> _TUGAS 1_
Ubah entri mulai dari baris yang memuat "reply-avatar[interactable] [88,17,106,35]" sampai baris yang memuat "reactions-bar: 1 [89,550,201,586]" menjadi tabel Markdown dengan kolom No dan Entri, tanpa baris kosong.

Nyak kangen suara Bapak saat memanggil nyak untuk shalat, saat menyuruh sesuatu pada nyak, saat Bapak marah pada nyak karena membantah ummi. Nyak kangen pada tiap elusan tangan Bapak di kepala nyak, pada tiap pujian Bapak untuk nyak, pada semua komentar Bapak tentang baju yang nyak pakai, dan nyak kangen pada semua larangan Bapak. Semuanya begitu bernilai untuk nyak. Dan Bapak selalu marah pada nyak karena nyak sering menunda sesuatu yang bisa nyak lakukan. Maafkan nyak, Bapak. Karena nyak tidak pernah bisa membuat Bapak bahagia memiliki nyak.
Bapak, maafkan nyak..
Nyak gak pernah ada saat Bapak butuhkan nyak, saat Bapak sakit nyak tak ada di samping Bapak, saat Bapak rindu nyak Bapak cuma bisa lihat foto nyak di Handphone Bapak, saat Bapak panggil nyak, nyak entah berada di mana. Nyak gak merawat Bapak seperti Bapak merawat nyak waktu kecil. Maafkan nyak..
Bapak, nyak cuma beberapa kali menyuapi Bapak makan, tapi Bapak..nyak gak sanggup menghitung entah itu berapa kali. Nyak juga sangat ingat ketika Bapak pulang dari Makkah, Bapak memeluk nyak dengan sangat kuat. Itukah rindu untuk nyak selama satu bulan lebih di sana?. Nyak juga merasakan hal yang sama, Bapak.
Nyak tahu, saat nyak lulus di TK, Bapak senang. Nyak sudah besar dan bisa masuk SD. Prestasi nyak membanggakan Bapak saat itu. Nyak lulus SD, Bapak memilih nyak untuk sekolah di pesantren supaya nyak bisa mengimbangi ilmu dunia dan akhirat, supaya Bapak bisa mempertanggungjawabkan semuanya pada Allah dengan baik, bahwa anak Bapak telah Bapak didik baik-baik. Nyak habiskan waktu nyak di pesantren selama 6 tahun, tanpa Bapak di dekat nyak. Namun saat nyak lulus, nyak tahu Bapak bangga pada nyak. Nyak melihat jutaan pelangi di mata Bapak untuk nyak. Hari itu, nyak bahagia telah mengukir senyum kebahagiaan di wajah Bapak. Di rumah, nyak Cuma beberapa Minggu. Karena selanjutnya Bapak meminta nyak untuk ikut bimbingan belajar di Banda Aceh. Lagi-lagi nyak tinggalkan Bapak. Satu bulan kemudian, nyak punya dunia baru di sini, nyak telah menjadi mahasiswa. Dan akhirnya di sinilah nyak.. nyak terpisah jauh dari Bapak. Hingga Bapak sakit, nyak gak pernah ada dekat Bapak. Maafkan nyak, Bapak..

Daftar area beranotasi

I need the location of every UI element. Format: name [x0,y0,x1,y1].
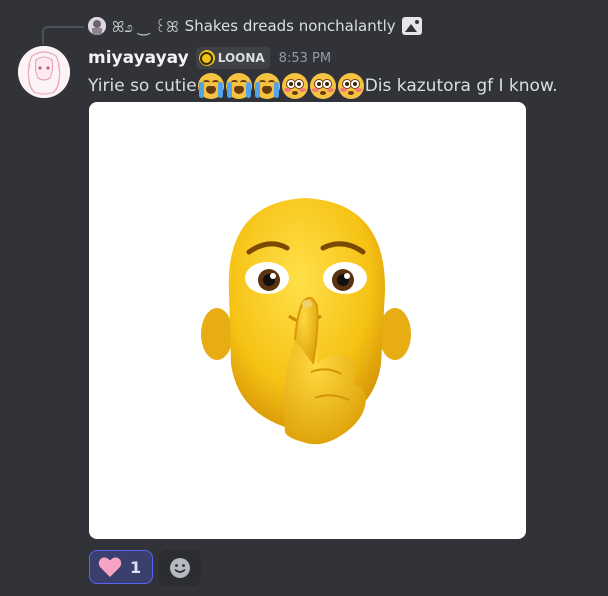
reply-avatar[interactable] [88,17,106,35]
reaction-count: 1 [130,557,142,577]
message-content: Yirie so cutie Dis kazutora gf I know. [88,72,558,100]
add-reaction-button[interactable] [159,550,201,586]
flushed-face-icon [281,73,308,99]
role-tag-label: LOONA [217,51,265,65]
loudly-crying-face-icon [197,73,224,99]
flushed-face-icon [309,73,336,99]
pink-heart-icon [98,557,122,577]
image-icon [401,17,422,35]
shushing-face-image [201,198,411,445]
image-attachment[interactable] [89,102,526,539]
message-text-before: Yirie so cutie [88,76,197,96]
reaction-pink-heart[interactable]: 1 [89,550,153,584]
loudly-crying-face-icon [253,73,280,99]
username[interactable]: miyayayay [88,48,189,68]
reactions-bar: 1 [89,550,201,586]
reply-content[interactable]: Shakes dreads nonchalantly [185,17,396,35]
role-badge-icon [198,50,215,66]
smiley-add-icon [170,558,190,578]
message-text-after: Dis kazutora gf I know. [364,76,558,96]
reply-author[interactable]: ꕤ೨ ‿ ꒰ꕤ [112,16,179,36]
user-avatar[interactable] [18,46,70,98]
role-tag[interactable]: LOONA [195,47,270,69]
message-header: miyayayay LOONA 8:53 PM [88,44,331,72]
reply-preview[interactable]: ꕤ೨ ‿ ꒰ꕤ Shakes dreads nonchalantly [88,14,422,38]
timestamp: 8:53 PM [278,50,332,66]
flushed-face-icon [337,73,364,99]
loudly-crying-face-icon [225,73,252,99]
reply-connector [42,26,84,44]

> _TUGAS 2_
Teruskan tulisan tentang rindu dan penyesalan kepada Bapak di atas, mulai setelah kalimat terakhirnya.

> _JAWABAN 1_
| No | Entri |
|---|---|
| 1 | reply-avatar[interactable] [88,17,106,35] |
| 2 | reaction-count: 1 [130,557,142,577] |
| 3 | message-content: Yirie so cutie Dis kazutora gf I know. [88,72,558,100] |
| 4 | add-reaction-button[interactable] [159,550,201,586] |
| 5 | flushed-face-icon [281,73,308,99] |
| 6 | role-tag-label: LOONA [217,51,265,65] |
| 7 | loudly-crying-face-icon [197,73,224,99] |
| 8 | flushed-face-icon [309,73,336,99] |
| 9 | pink-heart-icon [98,557,122,577] |
| 10 | image-icon [401,17,422,35] |
| 11 | shushing-face-image [201,198,411,445] |
| 12 | image-attachment[interactable] [89,102,526,539] |
| 13 | message-text-before: Yirie so cutie [88,76,197,96] |
| 14 | reaction-pink-heart[interactable]: 1 [89,550,153,584] |
| 15 | loudly-crying-face-icon [253,73,280,99] |
| 16 | username[interactable]: miyayayay [88,48,189,68] |
| 17 | reactions-bar: 1 [89,550,201,586] |

> _JAWABAN 2_
Hari-hari terakhir nyak dengan Bapak, gak akan pernah nyak lupakan dalam hidup nyak. Ketika nyak menjaga Bapak, ketika nyak tidur dekat Bapak, ketika tangan nyak mengkusuk Bapak, semuanya masih membayang di mata nyak. Dan nyak selalu ingat ketika untuk terakhir kalinya nyak melepaskan Bapak berangkat ke Kuala Lumpur, nyak masih bisa menciumi Bapak, nyak do’akan Bapak, nyak mengharap Bapak sembuh untuk nyak lihat lagi sepulang dari sana. Harapan nyak kian kuat saat itu. Meski nyak lihat, matahari nyak di mata Bapak kian redup dan hampir gelap. Nyak takut dan belum siap di tinggal, nyak masih perlu Bapak.
Mimpi itu datang tiga malam berturut-turut, Bapak. Nyak seolah melihat, Bapak meninggal. Tapi, nyak masih optimis bahwa mimpi itu adalah umur panjang. Nyak gak tau, kalau itu adalah tanda pamit Bapak pada nyak. Sekedar isyarat selamat tinggal buat nyak. Hati nyak gundah untuk beberapa hari, nyak tiba-tiba sangat rindu pada Bapak, nyak ingin menyuapi Bapak makan seperti biasa di rumah sakit, nyak ingin mendengar petuah Bapak di sela-sela obrolan kita yang singkat.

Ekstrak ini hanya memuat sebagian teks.